• [Objective] Report every line below that holds the word "Charles".

• [Extracted records]

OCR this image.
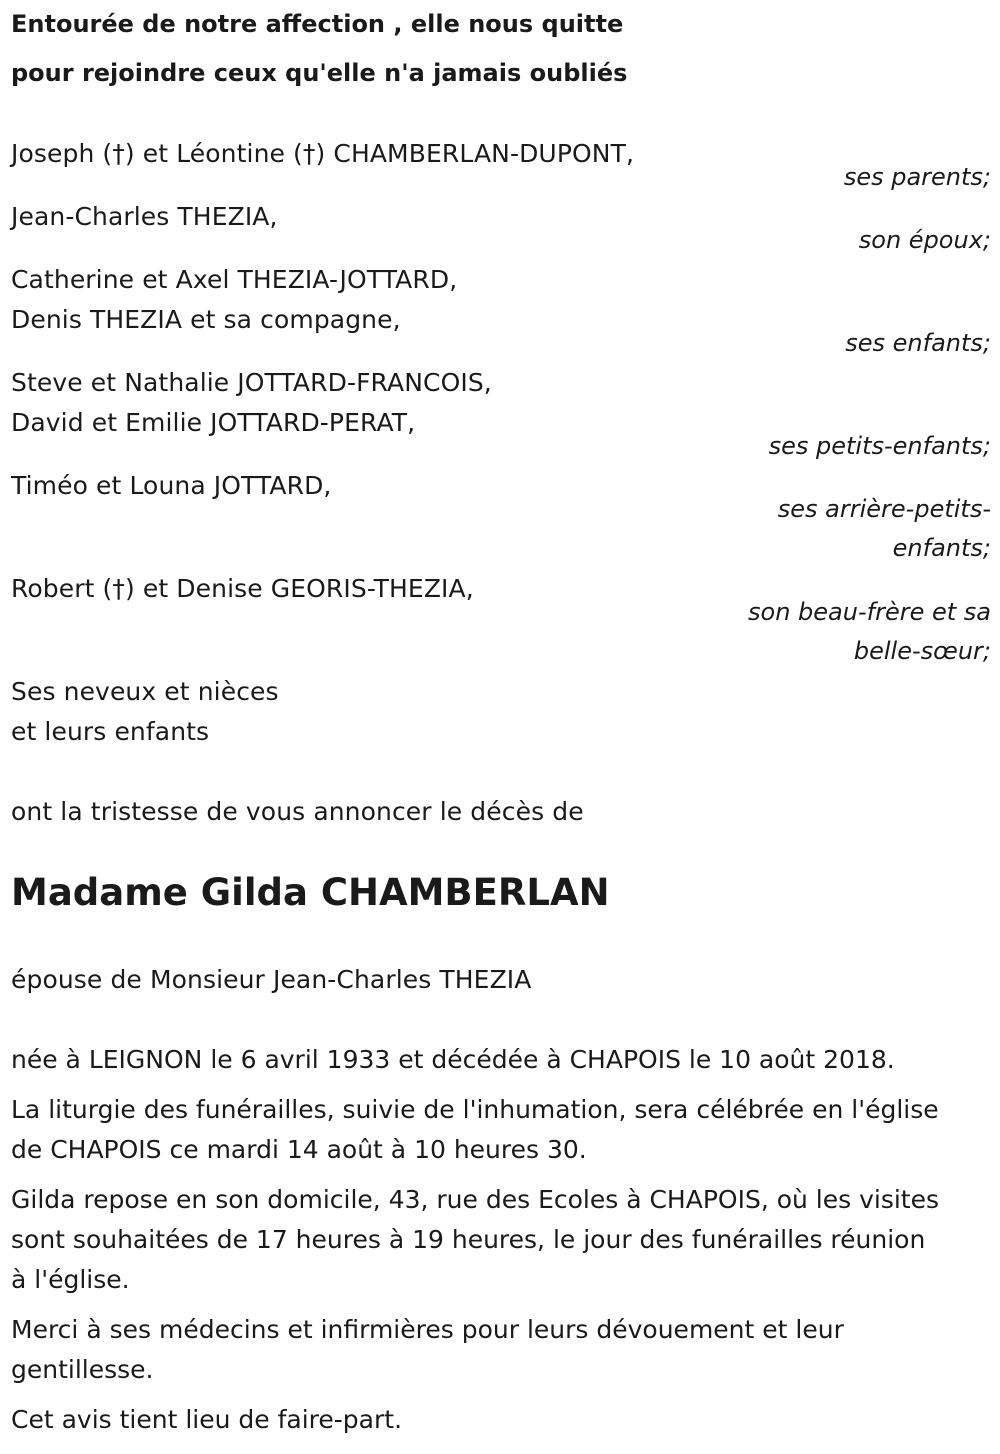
Entourée de notre affection , elle nous quitte
pour rejoindre ceux qu'elle n'a jamais oubliés
Joseph (†) et Léontine (†) CHAMBERLAN-DUPONT,
ses parents;
Jean-Charles THEZIA,
son époux;
Catherine et Axel THEZIA-JOTTARD,
Denis THEZIA et sa compagne,
ses enfants;
Steve et Nathalie JOTTARD-FRANCOIS,
David et Emilie JOTTARD-PERAT,
ses petits-enfants;
Timéo et Louna JOTTARD,
ses arrière-petits-
enfants;
Robert (†) et Denise GEORIS-THEZIA,
son beau-frère et sa
belle-sœur;
Ses neveux et nièces
et leurs enfants
ont la tristesse de vous annoncer le décès de
Madame Gilda CHAMBERLAN
épouse de Monsieur Jean-Charles THEZIA
née à LEIGNON le 6 avril 1933 et décédée à CHAPOIS le 10 août 2018.
La liturgie des funérailles, suivie de l'inhumation, sera célébrée en l'église
de CHAPOIS ce mardi 14 août à 10 heures 30.
Gilda repose en son domicile, 43, rue des Ecoles à CHAPOIS, où les visites
sont souhaitées de 17 heures à 19 heures, le jour des funérailles réunion
à l'église.
Merci à ses médecins et infirmières pour leurs dévouement et leur
gentillesse.
Cet avis tient lieu de faire-part.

• [Exercise output]
Jean-Charles THEZIA,
épouse de Monsieur Jean-Charles THEZIA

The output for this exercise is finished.